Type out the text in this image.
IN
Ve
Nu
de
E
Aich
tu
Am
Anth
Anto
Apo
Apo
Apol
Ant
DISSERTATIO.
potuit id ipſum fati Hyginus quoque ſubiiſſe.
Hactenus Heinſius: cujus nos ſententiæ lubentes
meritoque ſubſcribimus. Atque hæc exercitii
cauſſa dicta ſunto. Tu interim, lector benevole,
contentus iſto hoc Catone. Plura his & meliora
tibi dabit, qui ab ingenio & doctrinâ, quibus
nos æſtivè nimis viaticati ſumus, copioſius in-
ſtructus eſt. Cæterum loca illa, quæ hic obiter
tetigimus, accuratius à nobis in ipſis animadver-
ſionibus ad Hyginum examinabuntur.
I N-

Written exercise:
Write out every record, exactly as written.

Correct output:
Type out the text in this image.
IN
Ve
Nu
de
E
Aich
tu
Am
Anth
Anto
Apo
Apo
Apol
Ant
DISSERTATIO.
potuit id ipſum fati Hyginus quoque ſubiiſſe.
Hactenus Heinſius: cujus nos ſententiæ lubentes
meritoque ſubſcribimus. Atque hæc exercitii
cauſſa dicta ſunto. Tu interim, lector benevole,
contentus iſto hoc Catone. Plura his & meliora
tibi dabit, qui ab ingenio & doctrinâ, quibus
nos æſtivè nimis viaticati ſumus, copioſius in-
ſtructus eſt. Cæterum loca illa, quæ hic obiter
tetigimus, accuratius à nobis in ipſis animadver-
ſionibus ad Hyginum examinabuntur.
I N-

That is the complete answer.